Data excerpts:
[START]

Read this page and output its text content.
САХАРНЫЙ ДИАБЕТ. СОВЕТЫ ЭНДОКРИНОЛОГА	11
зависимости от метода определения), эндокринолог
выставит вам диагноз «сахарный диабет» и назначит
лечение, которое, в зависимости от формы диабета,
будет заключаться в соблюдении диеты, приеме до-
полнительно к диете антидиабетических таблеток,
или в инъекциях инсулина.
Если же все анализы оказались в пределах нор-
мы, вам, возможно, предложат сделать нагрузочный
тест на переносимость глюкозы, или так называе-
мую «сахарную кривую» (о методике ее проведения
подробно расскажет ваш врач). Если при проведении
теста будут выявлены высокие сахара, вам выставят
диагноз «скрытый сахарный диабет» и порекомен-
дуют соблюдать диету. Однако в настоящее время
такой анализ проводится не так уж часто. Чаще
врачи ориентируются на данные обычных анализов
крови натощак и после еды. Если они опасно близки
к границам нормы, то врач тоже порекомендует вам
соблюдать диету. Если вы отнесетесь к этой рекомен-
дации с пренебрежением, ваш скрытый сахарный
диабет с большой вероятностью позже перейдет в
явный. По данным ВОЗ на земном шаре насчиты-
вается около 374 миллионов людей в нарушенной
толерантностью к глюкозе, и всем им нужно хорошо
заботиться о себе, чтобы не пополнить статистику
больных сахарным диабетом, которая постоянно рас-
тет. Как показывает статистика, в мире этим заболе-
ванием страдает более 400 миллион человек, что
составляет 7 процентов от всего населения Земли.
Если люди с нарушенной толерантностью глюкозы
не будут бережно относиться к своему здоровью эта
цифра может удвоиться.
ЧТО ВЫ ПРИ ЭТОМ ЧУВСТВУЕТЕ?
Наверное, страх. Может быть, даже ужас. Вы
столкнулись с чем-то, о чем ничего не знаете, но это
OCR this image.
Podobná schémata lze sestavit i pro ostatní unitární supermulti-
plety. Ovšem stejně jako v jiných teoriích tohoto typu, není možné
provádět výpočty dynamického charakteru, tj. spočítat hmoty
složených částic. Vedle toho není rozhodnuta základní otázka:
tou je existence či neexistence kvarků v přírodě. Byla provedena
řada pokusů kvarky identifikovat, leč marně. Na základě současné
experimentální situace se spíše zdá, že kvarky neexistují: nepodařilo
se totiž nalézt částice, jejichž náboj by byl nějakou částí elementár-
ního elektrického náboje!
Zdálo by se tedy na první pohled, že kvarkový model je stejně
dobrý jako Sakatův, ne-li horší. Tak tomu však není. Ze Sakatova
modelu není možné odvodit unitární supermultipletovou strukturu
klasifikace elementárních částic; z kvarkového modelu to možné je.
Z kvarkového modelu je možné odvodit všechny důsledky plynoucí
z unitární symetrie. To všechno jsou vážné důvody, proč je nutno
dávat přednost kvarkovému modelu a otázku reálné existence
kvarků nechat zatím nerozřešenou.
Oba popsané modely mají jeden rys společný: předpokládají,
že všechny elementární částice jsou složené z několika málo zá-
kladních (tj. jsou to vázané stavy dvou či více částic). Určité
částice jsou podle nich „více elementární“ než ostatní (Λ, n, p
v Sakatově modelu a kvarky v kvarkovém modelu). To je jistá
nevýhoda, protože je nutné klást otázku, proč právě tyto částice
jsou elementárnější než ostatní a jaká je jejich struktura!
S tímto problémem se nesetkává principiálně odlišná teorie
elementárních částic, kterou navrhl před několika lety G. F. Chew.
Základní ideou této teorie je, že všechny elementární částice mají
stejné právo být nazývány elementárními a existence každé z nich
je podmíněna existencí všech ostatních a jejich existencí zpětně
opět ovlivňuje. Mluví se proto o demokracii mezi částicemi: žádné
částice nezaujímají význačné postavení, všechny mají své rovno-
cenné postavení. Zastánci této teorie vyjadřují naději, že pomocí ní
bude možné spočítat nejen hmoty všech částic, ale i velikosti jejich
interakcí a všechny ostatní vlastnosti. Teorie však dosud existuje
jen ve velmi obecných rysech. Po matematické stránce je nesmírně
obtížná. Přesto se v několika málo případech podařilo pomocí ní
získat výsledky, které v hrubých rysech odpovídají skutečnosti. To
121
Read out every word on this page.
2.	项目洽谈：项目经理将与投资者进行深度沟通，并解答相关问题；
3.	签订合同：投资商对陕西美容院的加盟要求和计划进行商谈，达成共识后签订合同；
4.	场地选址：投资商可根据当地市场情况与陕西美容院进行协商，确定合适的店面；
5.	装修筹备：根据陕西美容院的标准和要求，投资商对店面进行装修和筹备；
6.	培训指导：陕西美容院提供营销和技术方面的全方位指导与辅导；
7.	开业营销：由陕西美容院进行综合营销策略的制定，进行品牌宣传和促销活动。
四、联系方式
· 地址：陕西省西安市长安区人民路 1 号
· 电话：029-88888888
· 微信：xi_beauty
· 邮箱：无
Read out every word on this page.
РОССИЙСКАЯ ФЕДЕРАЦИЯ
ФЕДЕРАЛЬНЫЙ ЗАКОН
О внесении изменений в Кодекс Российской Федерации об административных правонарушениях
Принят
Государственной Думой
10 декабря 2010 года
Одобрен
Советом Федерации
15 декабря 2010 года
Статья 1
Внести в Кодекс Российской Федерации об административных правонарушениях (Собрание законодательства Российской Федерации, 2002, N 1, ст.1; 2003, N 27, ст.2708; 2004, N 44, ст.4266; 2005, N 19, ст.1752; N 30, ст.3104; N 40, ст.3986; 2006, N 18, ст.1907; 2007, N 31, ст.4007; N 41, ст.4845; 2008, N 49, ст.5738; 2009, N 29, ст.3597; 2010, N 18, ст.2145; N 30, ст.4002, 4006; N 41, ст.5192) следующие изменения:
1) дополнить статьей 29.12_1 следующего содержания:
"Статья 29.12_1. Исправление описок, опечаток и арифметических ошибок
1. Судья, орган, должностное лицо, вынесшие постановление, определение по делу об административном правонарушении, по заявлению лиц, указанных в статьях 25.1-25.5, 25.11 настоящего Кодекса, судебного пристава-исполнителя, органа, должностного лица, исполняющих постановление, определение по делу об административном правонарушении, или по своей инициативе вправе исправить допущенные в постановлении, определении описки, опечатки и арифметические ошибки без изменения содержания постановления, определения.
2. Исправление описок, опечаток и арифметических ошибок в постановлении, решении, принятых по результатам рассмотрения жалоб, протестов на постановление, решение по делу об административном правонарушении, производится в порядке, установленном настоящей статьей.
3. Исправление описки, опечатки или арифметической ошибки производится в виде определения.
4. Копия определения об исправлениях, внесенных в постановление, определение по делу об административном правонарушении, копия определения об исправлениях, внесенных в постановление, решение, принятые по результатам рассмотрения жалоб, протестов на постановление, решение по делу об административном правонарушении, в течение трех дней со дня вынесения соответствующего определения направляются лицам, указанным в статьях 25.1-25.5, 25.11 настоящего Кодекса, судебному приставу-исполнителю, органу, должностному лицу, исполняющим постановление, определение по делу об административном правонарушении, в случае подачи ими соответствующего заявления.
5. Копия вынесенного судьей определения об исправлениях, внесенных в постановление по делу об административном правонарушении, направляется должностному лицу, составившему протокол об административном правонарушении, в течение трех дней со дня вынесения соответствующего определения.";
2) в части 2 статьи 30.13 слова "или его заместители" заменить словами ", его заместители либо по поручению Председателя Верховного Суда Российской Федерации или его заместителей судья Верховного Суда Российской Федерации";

[END]

▸ **YOUR TASK**: Repeat the data verbatim.

▸ **FINAL RESULT**:
Read this page and output its text content.
САХАРНЫЙ ДИАБЕТ. СОВЕТЫ ЭНДОКРИНОЛОГА	11
зависимости от метода определения), эндокринолог
выставит вам диагноз «сахарный диабет» и назначит
лечение, которое, в зависимости от формы диабета,
будет заключаться в соблюдении диеты, приеме до-
полнительно к диете антидиабетических таблеток,
или в инъекциях инсулина.
Если же все анализы оказались в пределах нор-
мы, вам, возможно, предложат сделать нагрузочный
тест на переносимость глюкозы, или так называе-
мую «сахарную кривую» (о методике ее проведения
подробно расскажет ваш врач). Если при проведении
теста будут выявлены высокие сахара, вам выставят
диагноз «скрытый сахарный диабет» и порекомен-
дуют соблюдать диету. Однако в настоящее время
такой анализ проводится не так уж часто. Чаще
врачи ориентируются на данные обычных анализов
крови натощак и после еды. Если они опасно близки
к границам нормы, то врач тоже порекомендует вам
соблюдать диету. Если вы отнесетесь к этой рекомен-
дации с пренебрежением, ваш скрытый сахарный
диабет с большой вероятностью позже перейдет в
явный. По данным ВОЗ на земном шаре насчиты-
вается около 374 миллионов людей в нарушенной
толерантностью к глюкозе, и всем им нужно хорошо
заботиться о себе, чтобы не пополнить статистику
больных сахарным диабетом, которая постоянно рас-
тет. Как показывает статистика, в мире этим заболе-
ванием страдает более 400 миллион человек, что
составляет 7 процентов от всего населения Земли.
Если люди с нарушенной толерантностью глюкозы
не будут бережно относиться к своему здоровью эта
цифра может удвоиться.
ЧТО ВЫ ПРИ ЭТОМ ЧУВСТВУЕТЕ?
Наверное, страх. Может быть, даже ужас. Вы
столкнулись с чем-то, о чем ничего не знаете, но это
OCR this image.
Podobná schémata lze sestavit i pro ostatní unitární supermulti-
plety. Ovšem stejně jako v jiných teoriích tohoto typu, není možné
provádět výpočty dynamického charakteru, tj. spočítat hmoty
složených částic. Vedle toho není rozhodnuta základní otázka:
tou je existence či neexistence kvarků v přírodě. Byla provedena
řada pokusů kvarky identifikovat, leč marně. Na základě současné
experimentální situace se spíše zdá, že kvarky neexistují: nepodařilo
se totiž nalézt částice, jejichž náboj by byl nějakou částí elementár-
ního elektrického náboje!
Zdálo by se tedy na první pohled, že kvarkový model je stejně
dobrý jako Sakatův, ne-li horší. Tak tomu však není. Ze Sakatova
modelu není možné odvodit unitární supermultipletovou strukturu
klasifikace elementárních částic; z kvarkového modelu to možné je.
Z kvarkového modelu je možné odvodit všechny důsledky plynoucí
z unitární symetrie. To všechno jsou vážné důvody, proč je nutno
dávat přednost kvarkovému modelu a otázku reálné existence
kvarků nechat zatím nerozřešenou.
Oba popsané modely mají jeden rys společný: předpokládají,
že všechny elementární částice jsou složené z několika málo zá-
kladních (tj. jsou to vázané stavy dvou či více částic). Určité
částice jsou podle nich „více elementární“ než ostatní (Λ, n, p
v Sakatově modelu a kvarky v kvarkovém modelu). To je jistá
nevýhoda, protože je nutné klást otázku, proč právě tyto částice
jsou elementárnější než ostatní a jaká je jejich struktura!
S tímto problémem se nesetkává principiálně odlišná teorie
elementárních částic, kterou navrhl před několika lety G. F. Chew.
Základní ideou této teorie je, že všechny elementární částice mají
stejné právo být nazývány elementárními a existence každé z nich
je podmíněna existencí všech ostatních a jejich existencí zpětně
opět ovlivňuje. Mluví se proto o demokracii mezi částicemi: žádné
částice nezaujímají význačné postavení, všechny mají své rovno-
cenné postavení. Zastánci této teorie vyjadřují naději, že pomocí ní
bude možné spočítat nejen hmoty všech částic, ale i velikosti jejich
interakcí a všechny ostatní vlastnosti. Teorie však dosud existuje
jen ve velmi obecných rysech. Po matematické stránce je nesmírně
obtížná. Přesto se v několika málo případech podařilo pomocí ní
získat výsledky, které v hrubých rysech odpovídají skutečnosti. To
121
Read out every word on this page.
2.	项目洽谈：项目经理将与投资者进行深度沟通，并解答相关问题；
3.	签订合同：投资商对陕西美容院的加盟要求和计划进行商谈，达成共识后签订合同；
4.	场地选址：投资商可根据当地市场情况与陕西美容院进行协商，确定合适的店面；
5.	装修筹备：根据陕西美容院的标准和要求，投资商对店面进行装修和筹备；
6.	培训指导：陕西美容院提供营销和技术方面的全方位指导与辅导；
7.	开业营销：由陕西美容院进行综合营销策略的制定，进行品牌宣传和促销活动。
四、联系方式
· 地址：陕西省西安市长安区人民路 1 号
· 电话：029-88888888
· 微信：xi_beauty
· 邮箱：无
Read out every word on this page.
РОССИЙСКАЯ ФЕДЕРАЦИЯ
ФЕДЕРАЛЬНЫЙ ЗАКОН
О внесении изменений в Кодекс Российской Федерации об административных правонарушениях
Принят
Государственной Думой
10 декабря 2010 года
Одобрен
Советом Федерации
15 декабря 2010 года
Статья 1
Внести в Кодекс Российской Федерации об административных правонарушениях (Собрание законодательства Российской Федерации, 2002, N 1, ст.1; 2003, N 27, ст.2708; 2004, N 44, ст.4266; 2005, N 19, ст.1752; N 30, ст.3104; N 40, ст.3986; 2006, N 18, ст.1907; 2007, N 31, ст.4007; N 41, ст.4845; 2008, N 49, ст.5738; 2009, N 29, ст.3597; 2010, N 18, ст.2145; N 30, ст.4002, 4006; N 41, ст.5192) следующие изменения:
1) дополнить статьей 29.12_1 следующего содержания:
"Статья 29.12_1. Исправление описок, опечаток и арифметических ошибок
1. Судья, орган, должностное лицо, вынесшие постановление, определение по делу об административном правонарушении, по заявлению лиц, указанных в статьях 25.1-25.5, 25.11 настоящего Кодекса, судебного пристава-исполнителя, органа, должностного лица, исполняющих постановление, определение по делу об административном правонарушении, или по своей инициативе вправе исправить допущенные в постановлении, определении описки, опечатки и арифметические ошибки без изменения содержания постановления, определения.
2. Исправление описок, опечаток и арифметических ошибок в постановлении, решении, принятых по результатам рассмотрения жалоб, протестов на постановление, решение по делу об административном правонарушении, производится в порядке, установленном настоящей статьей.
3. Исправление описки, опечатки или арифметической ошибки производится в виде определения.
4. Копия определения об исправлениях, внесенных в постановление, определение по делу об административном правонарушении, копия определения об исправлениях, внесенных в постановление, решение, принятые по результатам рассмотрения жалоб, протестов на постановление, решение по делу об административном правонарушении, в течение трех дней со дня вынесения соответствующего определения направляются лицам, указанным в статьях 25.1-25.5, 25.11 настоящего Кодекса, судебному приставу-исполнителю, органу, должностному лицу, исполняющим постановление, определение по делу об административном правонарушении, в случае подачи ими соответствующего заявления.
5. Копия вынесенного судьей определения об исправлениях, внесенных в постановление по делу об административном правонарушении, направляется должностному лицу, составившему протокол об административном правонарушении, в течение трех дней со дня вынесения соответствующего определения.";
2) в части 2 статьи 30.13 слова "или его заместители" заменить словами ", его заместители либо по поручению Председателя Верховного Суда Российской Федерации или его заместителей судья Верховного Суда Российской Федерации";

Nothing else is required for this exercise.